» CHALLENGE
Make an exact copy of the records, with the images left out.

Extracted records:
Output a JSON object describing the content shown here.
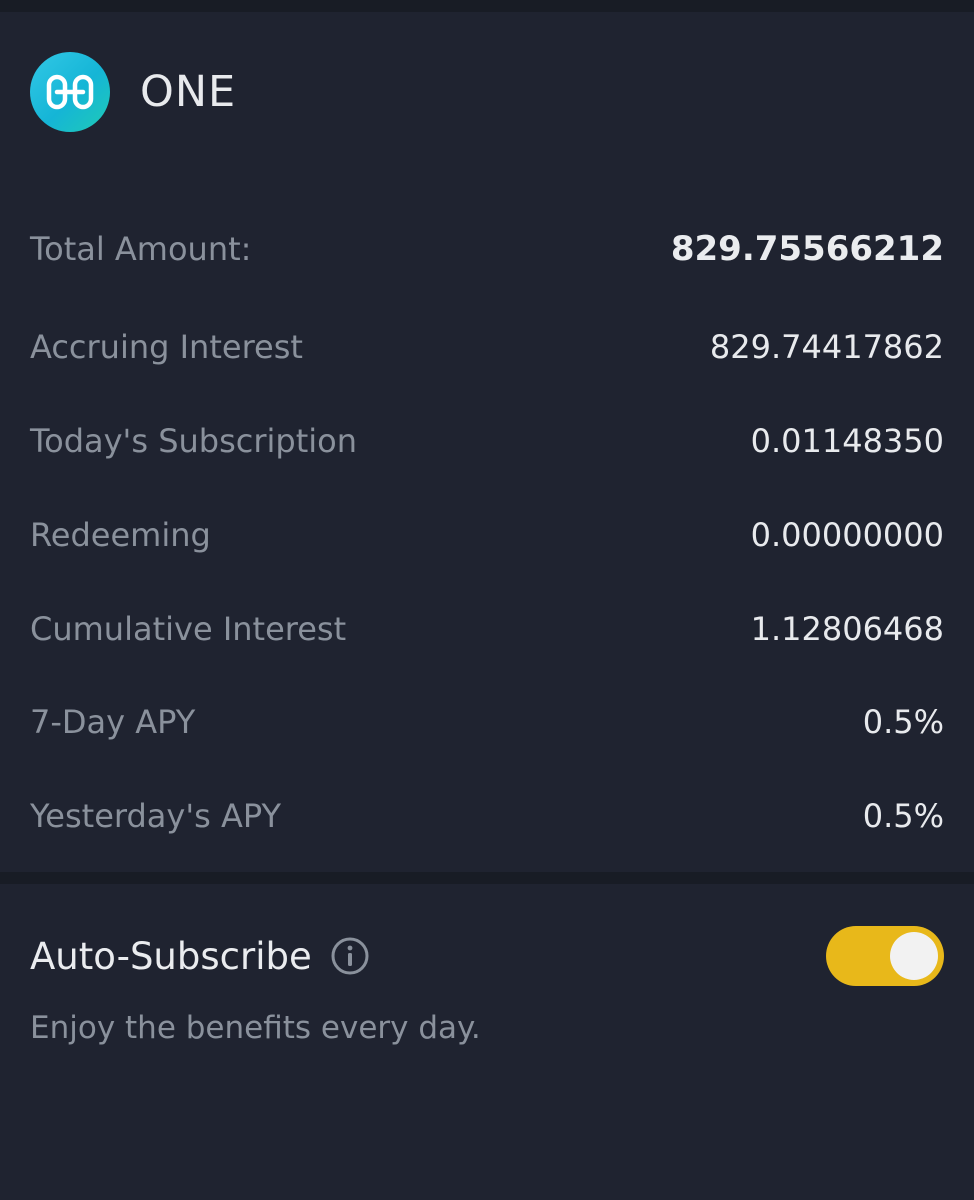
{
  "asset": {
    "name": "ONE",
    "logo_icon": "harmony-one-logo-icon"
  },
  "details": {
    "total_amount": {
      "label": "Total Amount:",
      "value": "829.75566212"
    },
    "accruing_interest": {
      "label": "Accruing Interest",
      "value": "829.74417862"
    },
    "todays_subscription": {
      "label": "Today's Subscription",
      "value": "0.01148350"
    },
    "redeeming": {
      "label": "Redeeming",
      "value": "0.00000000"
    },
    "cumulative_interest": {
      "label": "Cumulative Interest",
      "value": "1.12806468"
    },
    "seven_day_apy": {
      "label": "7-Day APY",
      "value": "0.5%"
    },
    "yesterdays_apy": {
      "label": "Yesterday's APY",
      "value": "0.5%"
    }
  },
  "auto_subscribe": {
    "label": "Auto-Subscribe",
    "description": "Enjoy the benefits every day.",
    "enabled": true,
    "info_icon": "info-icon"
  },
  "colors": {
    "background": "#1f2330",
    "toggle_on": "#e8b81a",
    "label_text": "#8a919c",
    "value_text": "#e8eaed"
  }
}
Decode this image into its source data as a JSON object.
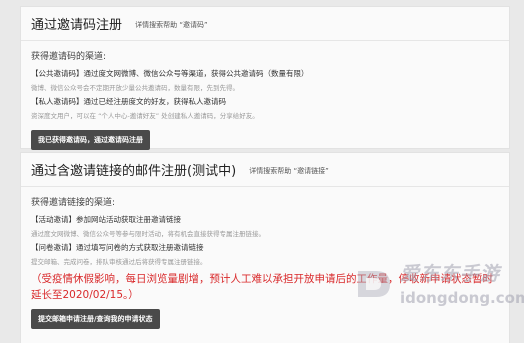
{
  "panel1": {
    "title": "通过邀请码注册",
    "help": "详情搜索帮助 “邀请码”",
    "subtitle": "获得邀请码的渠道:",
    "items": [
      {
        "title": "【公共邀请码】通过度文网微博、微信公众号等渠道，获得公共邀请码（数量有限）",
        "desc": "微博、微信公众号会不定期开放少量公共邀请码，数量有限，先到先得。"
      },
      {
        "title": "【私人邀请码】通过已经注册度文的好友，获得私人邀请码",
        "desc": "资深度文用户，可以在 “个人中心-邀请好友” 处创建私人邀请码，分享给好友。"
      }
    ],
    "button": "我已获得邀请码，通过邀请码注册"
  },
  "panel2": {
    "title": "通过含邀请链接的邮件注册(测试中)",
    "help": "详情搜索帮助 “邀请链接”",
    "subtitle": "获得邀请链接的渠道:",
    "items": [
      {
        "title": "【活动邀请】参加网站活动获取注册邀请链接",
        "desc": "通过度文网微博、微信公众号等参与限时活动，将有机会直接获得专属注册链接。"
      },
      {
        "title": "【问卷邀请】通过填写问卷的方式获取注册邀请链接",
        "desc": "提交邮箱、完成问卷，排队审核通过后将获得专属注册链接。"
      }
    ],
    "notice": "（受疫情休假影响，每日浏览量剧增，预计人工难以承担开放申请后的工作量，停收新申请状态暂时延长至2020/02/15。）",
    "button": "提交邮箱申请注册/查询我的申请状态"
  },
  "watermark": {
    "text": "爱东东手游",
    "url": "idongdong.com"
  },
  "colors": {
    "notice": "#d9292b",
    "button_bg": "#4a4a4a",
    "panel_bg": "#fafafa",
    "page_bg": "#e9e9e9"
  }
}
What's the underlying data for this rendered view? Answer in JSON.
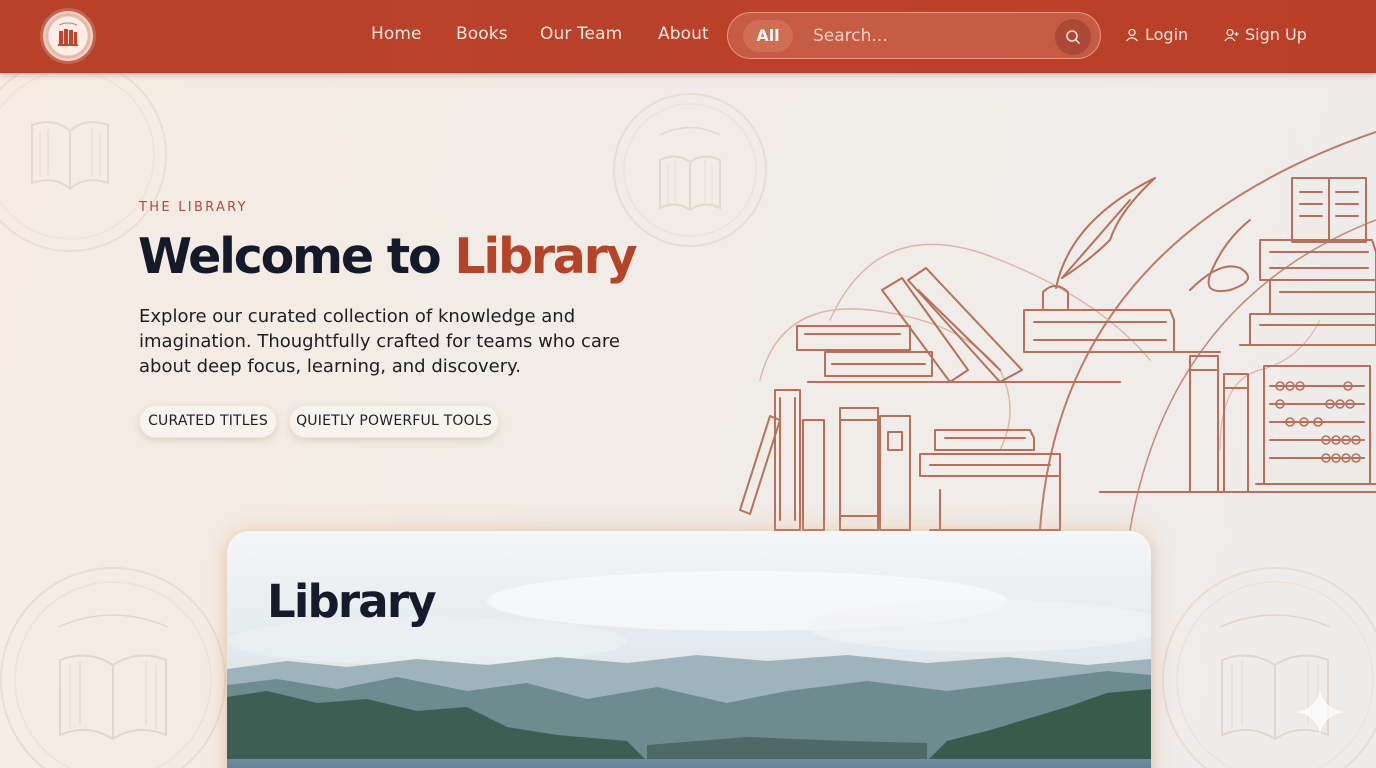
{
  "nav": {
    "links": [
      "Home",
      "Books",
      "Our Team",
      "About"
    ],
    "search": {
      "filter": "All",
      "placeholder": "Search..."
    },
    "login": "Login",
    "signup": "Sign Up"
  },
  "hero": {
    "eyebrow": "THE LIBRARY",
    "title_part1": "Welcome to ",
    "title_accent": "Library",
    "description": "Explore our curated collection of knowledge and imagination. Thoughtfully crafted for teams who care about deep focus, learning, and discovery.",
    "pills": [
      "CURATED TITLES",
      "QUIETLY POWERFUL TOOLS"
    ]
  },
  "card": {
    "title": "Library"
  },
  "seal_text": "THE LIBRARY",
  "colors": {
    "nav": "#bb4129",
    "accent": "#b54327",
    "heading": "#141a2a",
    "line_art": "#b87058"
  },
  "icons": [
    "logo-icon",
    "search-icon",
    "user-icon",
    "user-plus-icon",
    "sparkle-icon"
  ]
}
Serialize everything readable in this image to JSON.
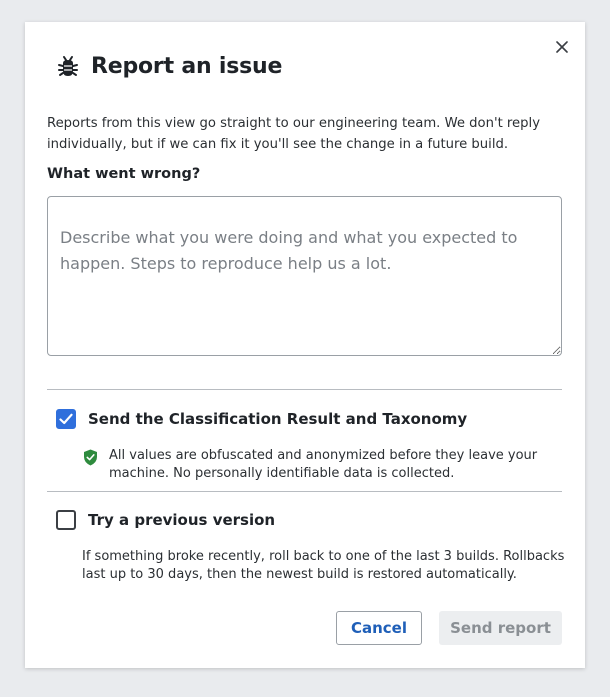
{
  "dialog": {
    "title": "Report an issue",
    "intro": "Reports from this view go straight to our engineering team. We don't reply individually, but if we can fix it you'll see the change in a future build.",
    "field_label": "What went wrong?",
    "textarea_placeholder": "Describe what you were doing and what you expected to happen. Steps to reproduce help us a lot.",
    "textarea_value": "",
    "option_send": {
      "label": "Send the Classification Result and Taxonomy",
      "checked": true,
      "note": "All values are obfuscated and anonymized before they leave your machine. No personally identifiable data is collected."
    },
    "option_rollback": {
      "label": "Try a previous version",
      "checked": false,
      "note": "If something broke recently, roll back to one of the last 3 builds. Rollbacks last up to 30 days, then the newest build is restored automatically."
    },
    "cancel_label": "Cancel",
    "send_label": "Send report"
  },
  "icons": {
    "close": "close-icon",
    "bug": "bug-icon",
    "check": "check-icon",
    "shield": "shield-check-icon"
  },
  "colors": {
    "accent": "#2f6fdc",
    "link": "#1f5fb8",
    "shield": "#2e8b3e",
    "disabled_bg": "#eceef0",
    "disabled_text": "#8a8f94"
  }
}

» RESULT OF THIS EXERCISE
Output a JSON object describing the content shown here.
{
  "asset": {
    "name": "ONE",
    "logo_icon": "harmony-one-logo-icon"
  },
  "details": {
    "total_amount": {
      "label": "Total Amount:",
      "value": "829.75566212"
    },
    "accruing_interest": {
      "label": "Accruing Interest",
      "value": "829.74417862"
    },
    "todays_subscription": {
      "label": "Today's Subscription",
      "value": "0.01148350"
    },
    "redeeming": {
      "label": "Redeeming",
      "value": "0.00000000"
    },
    "cumulative_interest": {
      "label": "Cumulative Interest",
      "value": "1.12806468"
    },
    "seven_day_apy": {
      "label": "7-Day APY",
      "value": "0.5%"
    },
    "yesterdays_apy": {
      "label": "Yesterday's APY",
      "value": "0.5%"
    }
  },
  "auto_subscribe": {
    "label": "Auto-Subscribe",
    "description": "Enjoy the benefits every day.",
    "enabled": true,
    "info_icon": "info-icon"
  },
  "colors": {
    "background": "#1f2330",
    "toggle_on": "#e8b81a",
    "label_text": "#8a919c",
    "value_text": "#e8eaed"
  }
}
Decode this image into its source data as a JSON object.
{
  "panel1": {
    "title": "通过邀请码注册",
    "help": "详情搜索帮助 “邀请码”",
    "subtitle": "获得邀请码的渠道:",
    "items": [
      {
        "title": "【公共邀请码】通过度文网微博、微信公众号等渠道，获得公共邀请码（数量有限）",
        "desc": "微博、微信公众号会不定期开放少量公共邀请码，数量有限，先到先得。"
      },
      {
        "title": "【私人邀请码】通过已经注册度文的好友，获得私人邀请码",
        "desc": "资深度文用户，可以在 “个人中心-邀请好友” 处创建私人邀请码，分享给好友。"
      }
    ],
    "button": "我已获得邀请码，通过邀请码注册"
  },
  "panel2": {
    "title": "通过含邀请链接的邮件注册(测试中)",
    "help": "详情搜索帮助 “邀请链接”",
    "subtitle": "获得邀请链接的渠道:",
    "items": [
      {
        "title": "【活动邀请】参加网站活动获取注册邀请链接",
        "desc": "通过度文网微博、微信公众号等参与限时活动，将有机会直接获得专属注册链接。"
      },
      {
        "title": "【问卷邀请】通过填写问卷的方式获取注册邀请链接",
        "desc": "提交邮箱、完成问卷，排队审核通过后将获得专属注册链接。"
      }
    ],
    "notice": "（受疫情休假影响，每日浏览量剧增，预计人工难以承担开放申请后的工作量，停收新申请状态暂时延长至2020/02/15。）",
    "button": "提交邮箱申请注册/查询我的申请状态"
  },
  "watermark": {
    "text": "爱东东手游",
    "url": "idongdong.com"
  },
  "colors": {
    "notice": "#d9292b",
    "button_bg": "#4a4a4a",
    "panel_bg": "#fafafa",
    "page_bg": "#e9e9e9"
  }
}
What's the underlying data for this rendered view? Answer in JSON.
{
  "nav": {
    "links": [
      "Home",
      "Books",
      "Our Team",
      "About"
    ],
    "search": {
      "filter": "All",
      "placeholder": "Search..."
    },
    "login": "Login",
    "signup": "Sign Up"
  },
  "hero": {
    "eyebrow": "THE LIBRARY",
    "title_part1": "Welcome to ",
    "title_accent": "Library",
    "description": "Explore our curated collection of knowledge and imagination. Thoughtfully crafted for teams who care about deep focus, learning, and discovery.",
    "pills": [
      "CURATED TITLES",
      "QUIETLY POWERFUL TOOLS"
    ]
  },
  "card": {
    "title": "Library"
  },
  "seal_text": "THE LIBRARY",
  "colors": {
    "nav": "#bb4129",
    "accent": "#b54327",
    "heading": "#141a2a",
    "line_art": "#b87058"
  },
  "icons": [
    "logo-icon",
    "search-icon",
    "user-icon",
    "user-plus-icon",
    "sparkle-icon"
  ]
}
Serialize everything readable in this image to JSON.
{
  "dialog": {
    "title": "Report an issue",
    "intro": "Reports from this view go straight to our engineering team. We don't reply individually, but if we can fix it you'll see the change in a future build.",
    "field_label": "What went wrong?",
    "textarea_placeholder": "Describe what you were doing and what you expected to happen. Steps to reproduce help us a lot.",
    "textarea_value": "",
    "option_send": {
      "label": "Send the Classification Result and Taxonomy",
      "checked": true,
      "note": "All values are obfuscated and anonymized before they leave your machine. No personally identifiable data is collected."
    },
    "option_rollback": {
      "label": "Try a previous version",
      "checked": false,
      "note": "If something broke recently, roll back to one of the last 3 builds. Rollbacks last up to 30 days, then the newest build is restored automatically."
    },
    "cancel_label": "Cancel",
    "send_label": "Send report"
  },
  "icons": {
    "close": "close-icon",
    "bug": "bug-icon",
    "check": "check-icon",
    "shield": "shield-check-icon"
  },
  "colors": {
    "accent": "#2f6fdc",
    "link": "#1f5fb8",
    "shield": "#2e8b3e",
    "disabled_bg": "#eceef0",
    "disabled_text": "#8a8f94"
  }
}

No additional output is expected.